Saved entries
══════════

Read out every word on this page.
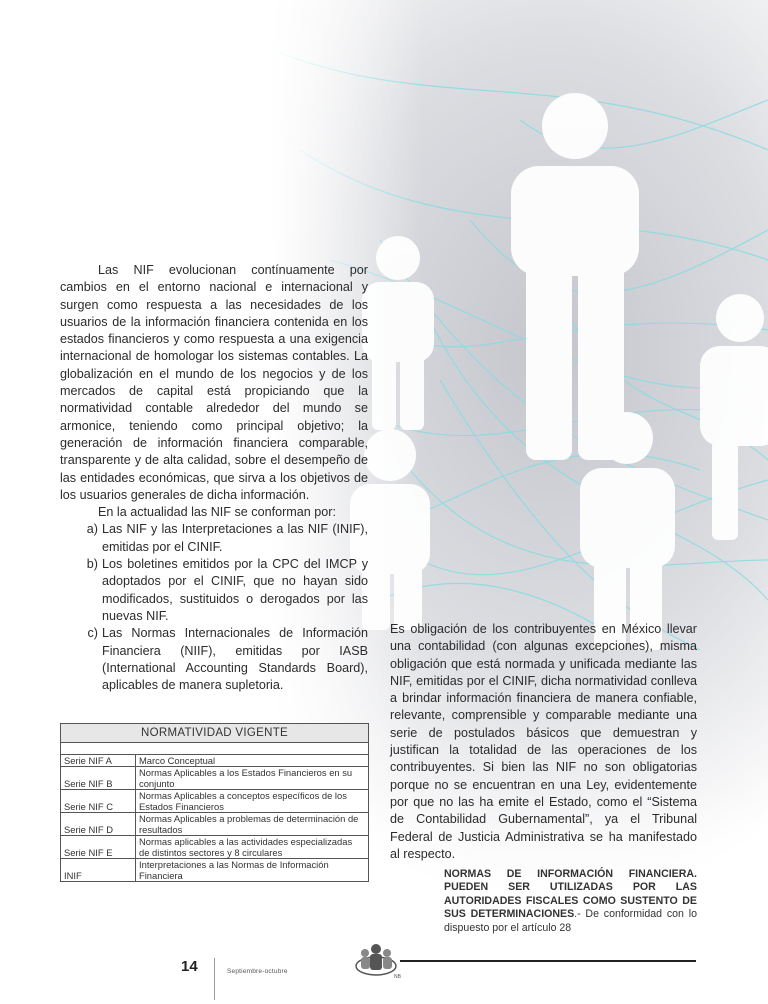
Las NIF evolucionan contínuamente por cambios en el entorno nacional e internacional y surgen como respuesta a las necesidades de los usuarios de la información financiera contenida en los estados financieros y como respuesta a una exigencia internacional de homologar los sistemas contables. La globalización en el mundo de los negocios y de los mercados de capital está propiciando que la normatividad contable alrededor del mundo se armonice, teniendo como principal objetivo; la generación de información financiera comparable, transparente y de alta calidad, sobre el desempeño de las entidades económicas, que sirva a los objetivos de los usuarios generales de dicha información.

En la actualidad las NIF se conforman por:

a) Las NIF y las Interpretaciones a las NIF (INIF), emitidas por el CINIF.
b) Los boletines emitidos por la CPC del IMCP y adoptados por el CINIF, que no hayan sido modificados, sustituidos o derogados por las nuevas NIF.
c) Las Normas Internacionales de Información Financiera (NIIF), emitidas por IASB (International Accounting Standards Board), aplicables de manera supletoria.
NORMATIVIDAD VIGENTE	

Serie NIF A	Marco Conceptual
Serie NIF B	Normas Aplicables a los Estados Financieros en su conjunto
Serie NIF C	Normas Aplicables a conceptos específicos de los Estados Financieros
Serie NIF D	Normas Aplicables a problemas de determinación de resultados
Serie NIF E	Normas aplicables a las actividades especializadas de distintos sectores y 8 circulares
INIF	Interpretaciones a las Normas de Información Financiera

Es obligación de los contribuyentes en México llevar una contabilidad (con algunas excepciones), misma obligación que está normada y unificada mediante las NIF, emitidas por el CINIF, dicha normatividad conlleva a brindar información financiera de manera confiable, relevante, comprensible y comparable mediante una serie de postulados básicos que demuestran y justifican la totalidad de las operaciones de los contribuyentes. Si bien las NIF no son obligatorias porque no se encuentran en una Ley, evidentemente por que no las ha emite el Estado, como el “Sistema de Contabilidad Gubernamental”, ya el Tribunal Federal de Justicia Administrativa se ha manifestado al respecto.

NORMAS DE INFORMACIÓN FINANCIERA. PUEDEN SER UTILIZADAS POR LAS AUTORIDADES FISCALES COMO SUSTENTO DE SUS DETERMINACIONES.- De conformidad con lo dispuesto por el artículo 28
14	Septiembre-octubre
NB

══════════

▶ Directions:
Print the records above exactly as they stand, but leave out the pictures.

▶ Solution to this problem:
Read out every word on this page.
Las NIF evolucionan contínuamente por cambios en el entorno nacional e internacional y surgen como respuesta a las necesidades de los usuarios de la información financiera contenida en los estados financieros y como respuesta a una exigencia internacional de homologar los sistemas contables. La globalización en el mundo de los negocios y de los mercados de capital está propiciando que la normatividad contable alrededor del mundo se armonice, teniendo como principal objetivo; la generación de información financiera comparable, transparente y de alta calidad, sobre el desempeño de las entidades económicas, que sirva a los objetivos de los usuarios generales de dicha información.

En la actualidad las NIF se conforman por:

a) Las NIF y las Interpretaciones a las NIF (INIF), emitidas por el CINIF.
b) Los boletines emitidos por la CPC del IMCP y adoptados por el CINIF, que no hayan sido modificados, sustituidos o derogados por las nuevas NIF.
c) Las Normas Internacionales de Información Financiera (NIIF), emitidas por IASB (International Accounting Standards Board), aplicables de manera supletoria.
NORMATIVIDAD VIGENTE	

Serie NIF A	Marco Conceptual
Serie NIF B	Normas Aplicables a los Estados Financieros en su conjunto
Serie NIF C	Normas Aplicables a conceptos específicos de los Estados Financieros
Serie NIF D	Normas Aplicables a problemas de determinación de resultados
Serie NIF E	Normas aplicables a las actividades especializadas de distintos sectores y 8 circulares
INIF	Interpretaciones a las Normas de Información Financiera

Es obligación de los contribuyentes en México llevar una contabilidad (con algunas excepciones), misma obligación que está normada y unificada mediante las NIF, emitidas por el CINIF, dicha normatividad conlleva a brindar información financiera de manera confiable, relevante, comprensible y comparable mediante una serie de postulados básicos que demuestran y justifican la totalidad de las operaciones de los contribuyentes. Si bien las NIF no son obligatorias porque no se encuentran en una Ley, evidentemente por que no las ha emite el Estado, como el “Sistema de Contabilidad Gubernamental”, ya el Tribunal Federal de Justicia Administrativa se ha manifestado al respecto.

NORMAS DE INFORMACIÓN FINANCIERA. PUEDEN SER UTILIZADAS POR LAS AUTORIDADES FISCALES COMO SUSTENTO DE SUS DETERMINACIONES.- De conformidad con lo dispuesto por el artículo 28
14	Septiembre-octubre
NB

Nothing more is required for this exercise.